* _Task requirements_: Render the data from the line containing "- paragraph-3: [48, 684, 584, 786]" through the line containing "- running-header: [50, 34, 590, 54]", both included, as a Markdown table with the columns Index and Text, giving each line its running number under Index and omitting any blank lines.

* _Entries provided_:
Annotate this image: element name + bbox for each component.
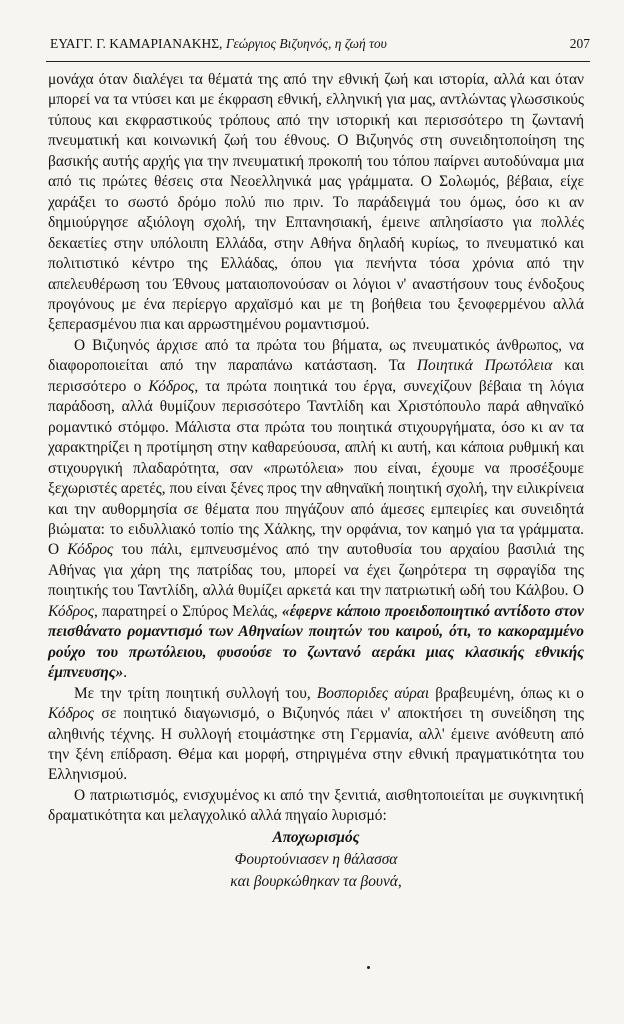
- paragraph-3: [48, 684, 584, 786]
- p3-text-3: σε ποιητικό διαγωνισμό, ο Βιζυηνός πάει ν' αποκτήσει τη συνείδηση της αληθινής τέχνης. Η συλλογή ετοιμάστηκε στη Γερμανία, αλλ' έμεινε ανόθευτη από την ξένη επίδραση. Θέμα και μορφή, στηριγμένα στην εθνική πραγματικότητα του Ελληνισμού.: [48, 705, 584, 784]
- poem-line-1: Φουρτούνιασεν η θάλασσα: [234, 850, 398, 868]
- body-text: [48, 70, 584, 893]
- p2-text-3: , τα πρώτα ποιητικά του έργα, συνεχίζουν βέβαια τη λόγια παράδοση, αλλά θυμίζουν περισσότερο Ταντλίδη και Χριστόπουλο παρά αθηναϊκό ρομαντικό στόμφο. Μάλιστα στα πρώτα του ποιητικά στιχουργήματα, όσο κι αν τα χαρακτηρίζει η προτίμηση στην καθαρεύουσα, απλή κι αυτή, και κάποια ρυθμική και στιχουργική πλαδαρότητα, σαν «πρωτόλεια» που είναι, έχουμε να προσέξουμε ξεχωριστές αρετές, που είναι ξένες προς την αθηναϊκή ποιητική σχολή, την ειλικρίνεια και την αυθορμησία σε θέματα που πηγάζουν από άμεσες εμπειρίες και συνειδητά βιώματα: το ειδυλλιακό τοπίο της Χάλκης, την ορφάνια, τον καημό για τα γράμματα. Ο: [48, 377, 584, 559]
- p2-text-5: , παρατηρεί ο Σπύρος Μελάς,: [94, 602, 282, 620]
- p2-italic-3: Κόδρος: [67, 541, 114, 559]
- p3-text-2: βραβευμένη, όπως κι ο: [429, 684, 585, 702]
- running-header: [50, 34, 590, 54]
- paragraph-1: μονάχα όταν διαλέγει τα θέματά της από την εθνική ζωή και ιστορία, αλλά και όταν μπορεί να τα ντύσει και με έκφραση εθνική, ελληνική για μας, αντλώντας γλωσσικούς τύπους και εκφραστικούς τρόπους από την ιστορική και περισσότερο τη ζωντανή πνευματική και κοινωνική ζωή του έθνους. Ο Βιζυηνός στη συνειδητοποίηση της βασικής αυτής αρχής για την πνευματική προκοπή του τόπου παίρνει αυτοδύναμα μια από τις πρώτες θέσεις στα Νεοελληνικά μας γράμματα. Ο Σολωμός, βέβαια, είχε χαράξει το σωστό δρόμο πολύ πιο πριν. Το παράδειγμά του όμως, όσο κι αν δημιούργησε αξιόλογη σχολή, την Επτανησιακή, έμεινε απλησίαστο για πολλές δεκαετίες στην υπόλοιπη Ελλάδα, στην Αθήνα δηλαδή κυρίως, το πνευματικό και πολιτιστικό κέντρο της Ελλάδας, όπου για πενήντα τόσα χρόνια από την απελευθέρωση του Έθνους ματαιοπονούσαν οι λόγιοι ν' αναστήσουν τους ένδοξους προγόνους με ένα περίεργο αρχαϊσμό και με τη βοήθεια του ξενοφερμένου αλλά ξεπερασμένου πια και αρρωστημένου ρομαντισμού.: [48, 71, 584, 334]
- poem-excerpt: [48, 827, 584, 893]
- paragraph-4: Ο πατριωτισμός, ενισχυμένος κι από την ξενιτιά, αισθητοποιείται με συγκινητική δραματικότητα και μελαγχολικό αλλά πηγαίο λυρισμό:: [48, 786, 584, 825]
- p2-text-2: και περισσότερο ο: [48, 357, 584, 395]
- p2-text-1: Ο Βιζυηνός άρχισε από τα πρώτα του βήματα, ως πνευματικός άνθρωπος, να διαφοροποιείται από την παραπάνω κατάσταση. Τα: [48, 336, 584, 375]
- page-number: 207: [569, 36, 590, 51]
- p3-italic-1: Βοσποριδες αύραι: [316, 684, 430, 702]
- header-rule: [46, 61, 590, 62]
- header-work-title: Γεώργιος Βιζυηνός, η ζωή του: [225, 36, 387, 51]
- header-author-and-work: [50, 34, 387, 54]
- p2-italic-1: Ποιητικά Πρωτόλεια: [416, 357, 553, 375]
- p3-italic-2: Κόδρος: [48, 705, 94, 723]
- p2-italic-2: Κόδρος: [148, 377, 195, 395]
- p3-text-1: Με την τρίτη ποιητική συλλογή του,: [74, 684, 317, 702]
- poem-title: Αποχωρισμός: [272, 828, 360, 846]
- p2-italic-4: Κόδρος: [48, 602, 94, 620]
- paragraph-2: [48, 336, 584, 684]
- p2-quote: «έφερνε κάποιο προειδοποιητικό αντίδοτο στον πεισθάνατο ρομαντισμό των Αθηναίων ποιητών του καιρού, ότι, το κακοραμμένο ρούχο του πρωτόλειου, φυσούσε το ζωντανό αεράκι μιας κλασικής εθνικής έμπνευσης»: [48, 602, 585, 682]
- p2-text-6: .: [123, 664, 128, 682]
- poem-line-2: και βουρκώθηκαν τα βουνά,: [230, 872, 402, 890]
- ink-dot: [367, 966, 370, 969]
- p2-text-4: του πάλι, εμπνευσμένος από την αυτοθυσία του αρχαίου βασιλιά της Αθήνας για χάρη της πατρίδας του, μπορεί να έχει ζωηρότερα τη σφραγίδα της ποιητικής του Ταντλίδη, αλλά θυμίζει αρκετά και την πατριωτική ωδή του Κάλβου. Ο: [48, 541, 584, 600]
- header-author: ΕΥΑΓΓ. Γ. ΚΑΜΑΡΙΑΝΑΚΗΣ,: [50, 36, 223, 51]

* _Solution below_:
| Index | Text |
|---|---|
| 1 | - paragraph-3: [48, 684, 584, 786] |
| 2 | - p3-text-3: σε ποιητικό διαγωνισμό, ο Βιζυηνός πάει ν' αποκτήσει τη συνείδηση της αληθινής τέχνης. Η συλλογή ετοιμάστηκε στη Γερμανία, αλλ' έμεινε ανόθευτη από την ξένη επίδραση. Θέμα και μορφή, στηριγμένα στην εθνική πραγματικότητα του Ελληνισμού.: [48, 705, 584, 784] |
| 3 | - poem-line-1: Φουρτούνιασεν η θάλασσα: [234, 850, 398, 868] |
| 4 | - body-text: [48, 70, 584, 893] |
| 5 | - p2-text-3: , τα πρώτα ποιητικά του έργα, συνεχίζουν βέβαια τη λόγια παράδοση, αλλά θυμίζουν περισσότερο Ταντλίδη και Χριστόπουλο παρά αθηναϊκό ρομαντικό στόμφο. Μάλιστα στα πρώτα του ποιητικά στιχουργήματα, όσο κι αν τα χαρακτηρίζει η προτίμηση στην καθαρεύουσα, απλή κι αυτή, και κάποια ρυθμική και στιχουργική πλαδαρότητα, σαν «πρωτόλεια» που είναι, έχουμε να προσέξουμε ξεχωριστές αρετές, που είναι ξένες προς την αθηναϊκή ποιητική σχολή, την ειλικρίνεια και την αυθορμησία σε θέματα που πηγάζουν από άμεσες εμπειρίες και συνειδητά βιώματα: το ειδυλλιακό τοπίο της Χάλκης, την ορφάνια, τον καημό για τα γράμματα. Ο: [48, 377, 584, 559] |
| 6 | - p2-text-5: , παρατηρεί ο Σπύρος Μελάς,: [94, 602, 282, 620] |
| 7 | - p2-italic-3: Κόδρος: [67, 541, 114, 559] |
| 8 | - p3-text-2: βραβευμένη, όπως κι ο: [429, 684, 585, 702] |
| 9 | - running-header: [50, 34, 590, 54] |